Every entry below must appear again, exactly as written.

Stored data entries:
· · · · ·

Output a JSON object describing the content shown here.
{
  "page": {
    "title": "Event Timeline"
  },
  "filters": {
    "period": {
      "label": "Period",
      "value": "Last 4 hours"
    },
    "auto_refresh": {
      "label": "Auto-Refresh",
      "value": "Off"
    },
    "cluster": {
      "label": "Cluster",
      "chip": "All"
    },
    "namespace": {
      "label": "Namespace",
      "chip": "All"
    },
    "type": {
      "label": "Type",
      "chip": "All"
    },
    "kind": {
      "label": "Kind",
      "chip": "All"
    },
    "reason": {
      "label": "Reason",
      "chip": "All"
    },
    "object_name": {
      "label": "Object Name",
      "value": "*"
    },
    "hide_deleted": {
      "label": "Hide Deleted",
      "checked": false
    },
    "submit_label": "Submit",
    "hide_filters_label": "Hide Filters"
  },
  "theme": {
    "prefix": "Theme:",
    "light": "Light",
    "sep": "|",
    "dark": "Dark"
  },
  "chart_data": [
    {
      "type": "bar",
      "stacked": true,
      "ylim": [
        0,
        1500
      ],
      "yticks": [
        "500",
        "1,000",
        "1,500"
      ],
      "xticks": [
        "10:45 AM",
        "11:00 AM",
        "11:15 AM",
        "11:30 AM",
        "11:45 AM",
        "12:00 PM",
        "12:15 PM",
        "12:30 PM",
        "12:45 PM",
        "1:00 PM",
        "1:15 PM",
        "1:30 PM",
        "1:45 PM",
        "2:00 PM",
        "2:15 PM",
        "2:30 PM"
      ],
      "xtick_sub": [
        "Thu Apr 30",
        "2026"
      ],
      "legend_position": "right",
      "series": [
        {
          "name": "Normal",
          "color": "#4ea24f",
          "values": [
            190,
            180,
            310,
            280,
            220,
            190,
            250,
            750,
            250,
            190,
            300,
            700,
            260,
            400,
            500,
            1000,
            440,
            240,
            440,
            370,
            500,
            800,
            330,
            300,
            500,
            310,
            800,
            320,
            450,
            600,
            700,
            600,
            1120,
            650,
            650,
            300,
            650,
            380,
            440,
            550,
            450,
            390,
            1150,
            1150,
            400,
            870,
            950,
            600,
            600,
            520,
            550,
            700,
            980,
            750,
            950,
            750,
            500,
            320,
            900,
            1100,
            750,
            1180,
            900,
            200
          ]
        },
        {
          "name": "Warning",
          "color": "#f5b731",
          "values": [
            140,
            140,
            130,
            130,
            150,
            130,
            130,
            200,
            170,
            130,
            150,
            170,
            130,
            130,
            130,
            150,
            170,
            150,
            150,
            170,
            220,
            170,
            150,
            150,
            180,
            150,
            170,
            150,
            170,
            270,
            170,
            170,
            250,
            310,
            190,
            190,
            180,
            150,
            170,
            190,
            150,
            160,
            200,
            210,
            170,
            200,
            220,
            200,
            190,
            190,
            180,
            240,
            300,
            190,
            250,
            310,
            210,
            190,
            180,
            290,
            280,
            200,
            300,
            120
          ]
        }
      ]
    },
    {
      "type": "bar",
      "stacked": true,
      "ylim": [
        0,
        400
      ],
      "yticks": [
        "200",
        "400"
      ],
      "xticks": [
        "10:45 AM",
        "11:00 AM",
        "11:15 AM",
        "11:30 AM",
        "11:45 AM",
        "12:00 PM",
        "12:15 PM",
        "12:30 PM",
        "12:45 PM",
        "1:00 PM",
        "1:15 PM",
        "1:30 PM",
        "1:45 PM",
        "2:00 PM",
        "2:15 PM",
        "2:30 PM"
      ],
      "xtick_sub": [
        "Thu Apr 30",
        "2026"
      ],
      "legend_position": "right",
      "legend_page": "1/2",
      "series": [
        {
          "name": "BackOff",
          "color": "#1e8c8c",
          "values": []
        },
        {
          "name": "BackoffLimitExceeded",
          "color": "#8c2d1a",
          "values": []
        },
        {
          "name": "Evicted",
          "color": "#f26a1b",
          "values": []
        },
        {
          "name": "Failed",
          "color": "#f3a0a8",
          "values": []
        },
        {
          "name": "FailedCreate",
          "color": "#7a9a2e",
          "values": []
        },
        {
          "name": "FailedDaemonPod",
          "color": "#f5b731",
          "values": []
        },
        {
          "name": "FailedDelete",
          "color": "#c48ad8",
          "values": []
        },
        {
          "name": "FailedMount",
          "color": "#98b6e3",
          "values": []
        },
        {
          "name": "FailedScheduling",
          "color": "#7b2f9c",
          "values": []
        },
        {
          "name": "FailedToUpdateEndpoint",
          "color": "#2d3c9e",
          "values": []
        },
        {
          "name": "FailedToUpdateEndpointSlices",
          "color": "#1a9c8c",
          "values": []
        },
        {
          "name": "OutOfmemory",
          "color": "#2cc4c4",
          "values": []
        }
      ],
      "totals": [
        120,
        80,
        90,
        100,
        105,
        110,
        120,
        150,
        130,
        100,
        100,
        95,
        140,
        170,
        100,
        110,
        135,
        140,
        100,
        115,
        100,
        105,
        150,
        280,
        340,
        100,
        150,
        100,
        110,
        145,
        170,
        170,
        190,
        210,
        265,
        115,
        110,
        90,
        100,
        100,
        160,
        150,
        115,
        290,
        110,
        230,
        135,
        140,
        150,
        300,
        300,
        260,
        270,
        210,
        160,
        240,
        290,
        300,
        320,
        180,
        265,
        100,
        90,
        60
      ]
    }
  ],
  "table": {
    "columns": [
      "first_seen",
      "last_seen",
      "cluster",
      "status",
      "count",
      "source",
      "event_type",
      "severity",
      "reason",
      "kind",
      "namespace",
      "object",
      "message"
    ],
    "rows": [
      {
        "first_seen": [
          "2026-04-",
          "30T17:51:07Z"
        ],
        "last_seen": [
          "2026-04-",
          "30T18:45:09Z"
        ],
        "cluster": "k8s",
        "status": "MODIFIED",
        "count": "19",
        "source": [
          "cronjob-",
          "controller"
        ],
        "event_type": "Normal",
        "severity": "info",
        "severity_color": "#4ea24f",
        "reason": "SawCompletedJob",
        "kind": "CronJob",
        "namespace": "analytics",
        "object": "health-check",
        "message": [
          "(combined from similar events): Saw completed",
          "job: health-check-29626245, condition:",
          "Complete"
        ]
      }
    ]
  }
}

· · · · ·

# Solution
Output a JSON object describing the content shown here.
{
  "page": {
    "title": "Event Timeline"
  },
  "filters": {
    "period": {
      "label": "Period",
      "value": "Last 4 hours"
    },
    "auto_refresh": {
      "label": "Auto-Refresh",
      "value": "Off"
    },
    "cluster": {
      "label": "Cluster",
      "chip": "All"
    },
    "namespace": {
      "label": "Namespace",
      "chip": "All"
    },
    "type": {
      "label": "Type",
      "chip": "All"
    },
    "kind": {
      "label": "Kind",
      "chip": "All"
    },
    "reason": {
      "label": "Reason",
      "chip": "All"
    },
    "object_name": {
      "label": "Object Name",
      "value": "*"
    },
    "hide_deleted": {
      "label": "Hide Deleted",
      "checked": false
    },
    "submit_label": "Submit",
    "hide_filters_label": "Hide Filters"
  },
  "theme": {
    "prefix": "Theme:",
    "light": "Light",
    "sep": "|",
    "dark": "Dark"
  },
  "chart_data": [
    {
      "type": "bar",
      "stacked": true,
      "ylim": [
        0,
        1500
      ],
      "yticks": [
        "500",
        "1,000",
        "1,500"
      ],
      "xticks": [
        "10:45 AM",
        "11:00 AM",
        "11:15 AM",
        "11:30 AM",
        "11:45 AM",
        "12:00 PM",
        "12:15 PM",
        "12:30 PM",
        "12:45 PM",
        "1:00 PM",
        "1:15 PM",
        "1:30 PM",
        "1:45 PM",
        "2:00 PM",
        "2:15 PM",
        "2:30 PM"
      ],
      "xtick_sub": [
        "Thu Apr 30",
        "2026"
      ],
      "legend_position": "right",
      "series": [
        {
          "name": "Normal",
          "color": "#4ea24f",
          "values": [
            190,
            180,
            310,
            280,
            220,
            190,
            250,
            750,
            250,
            190,
            300,
            700,
            260,
            400,
            500,
            1000,
            440,
            240,
            440,
            370,
            500,
            800,
            330,
            300,
            500,
            310,
            800,
            320,
            450,
            600,
            700,
            600,
            1120,
            650,
            650,
            300,
            650,
            380,
            440,
            550,
            450,
            390,
            1150,
            1150,
            400,
            870,
            950,
            600,
            600,
            520,
            550,
            700,
            980,
            750,
            950,
            750,
            500,
            320,
            900,
            1100,
            750,
            1180,
            900,
            200
          ]
        },
        {
          "name": "Warning",
          "color": "#f5b731",
          "values": [
            140,
            140,
            130,
            130,
            150,
            130,
            130,
            200,
            170,
            130,
            150,
            170,
            130,
            130,
            130,
            150,
            170,
            150,
            150,
            170,
            220,
            170,
            150,
            150,
            180,
            150,
            170,
            150,
            170,
            270,
            170,
            170,
            250,
            310,
            190,
            190,
            180,
            150,
            170,
            190,
            150,
            160,
            200,
            210,
            170,
            200,
            220,
            200,
            190,
            190,
            180,
            240,
            300,
            190,
            250,
            310,
            210,
            190,
            180,
            290,
            280,
            200,
            300,
            120
          ]
        }
      ]
    },
    {
      "type": "bar",
      "stacked": true,
      "ylim": [
        0,
        400
      ],
      "yticks": [
        "200",
        "400"
      ],
      "xticks": [
        "10:45 AM",
        "11:00 AM",
        "11:15 AM",
        "11:30 AM",
        "11:45 AM",
        "12:00 PM",
        "12:15 PM",
        "12:30 PM",
        "12:45 PM",
        "1:00 PM",
        "1:15 PM",
        "1:30 PM",
        "1:45 PM",
        "2:00 PM",
        "2:15 PM",
        "2:30 PM"
      ],
      "xtick_sub": [
        "Thu Apr 30",
        "2026"
      ],
      "legend_position": "right",
      "legend_page": "1/2",
      "series": [
        {
          "name": "BackOff",
          "color": "#1e8c8c",
          "values": []
        },
        {
          "name": "BackoffLimitExceeded",
          "color": "#8c2d1a",
          "values": []
        },
        {
          "name": "Evicted",
          "color": "#f26a1b",
          "values": []
        },
        {
          "name": "Failed",
          "color": "#f3a0a8",
          "values": []
        },
        {
          "name": "FailedCreate",
          "color": "#7a9a2e",
          "values": []
        },
        {
          "name": "FailedDaemonPod",
          "color": "#f5b731",
          "values": []
        },
        {
          "name": "FailedDelete",
          "color": "#c48ad8",
          "values": []
        },
        {
          "name": "FailedMount",
          "color": "#98b6e3",
          "values": []
        },
        {
          "name": "FailedScheduling",
          "color": "#7b2f9c",
          "values": []
        },
        {
          "name": "FailedToUpdateEndpoint",
          "color": "#2d3c9e",
          "values": []
        },
        {
          "name": "FailedToUpdateEndpointSlices",
          "color": "#1a9c8c",
          "values": []
        },
        {
          "name": "OutOfmemory",
          "color": "#2cc4c4",
          "values": []
        }
      ],
      "totals": [
        120,
        80,
        90,
        100,
        105,
        110,
        120,
        150,
        130,
        100,
        100,
        95,
        140,
        170,
        100,
        110,
        135,
        140,
        100,
        115,
        100,
        105,
        150,
        280,
        340,
        100,
        150,
        100,
        110,
        145,
        170,
        170,
        190,
        210,
        265,
        115,
        110,
        90,
        100,
        100,
        160,
        150,
        115,
        290,
        110,
        230,
        135,
        140,
        150,
        300,
        300,
        260,
        270,
        210,
        160,
        240,
        290,
        300,
        320,
        180,
        265,
        100,
        90,
        60
      ]
    }
  ],
  "table": {
    "columns": [
      "first_seen",
      "last_seen",
      "cluster",
      "status",
      "count",
      "source",
      "event_type",
      "severity",
      "reason",
      "kind",
      "namespace",
      "object",
      "message"
    ],
    "rows": [
      {
        "first_seen": [
          "2026-04-",
          "30T17:51:07Z"
        ],
        "last_seen": [
          "2026-04-",
          "30T18:45:09Z"
        ],
        "cluster": "k8s",
        "status": "MODIFIED",
        "count": "19",
        "source": [
          "cronjob-",
          "controller"
        ],
        "event_type": "Normal",
        "severity": "info",
        "severity_color": "#4ea24f",
        "reason": "SawCompletedJob",
        "kind": "CronJob",
        "namespace": "analytics",
        "object": "health-check",
        "message": [
          "(combined from similar events): Saw completed",
          "job: health-check-29626245, condition:",
          "Complete"
        ]
      }
    ]
  }
}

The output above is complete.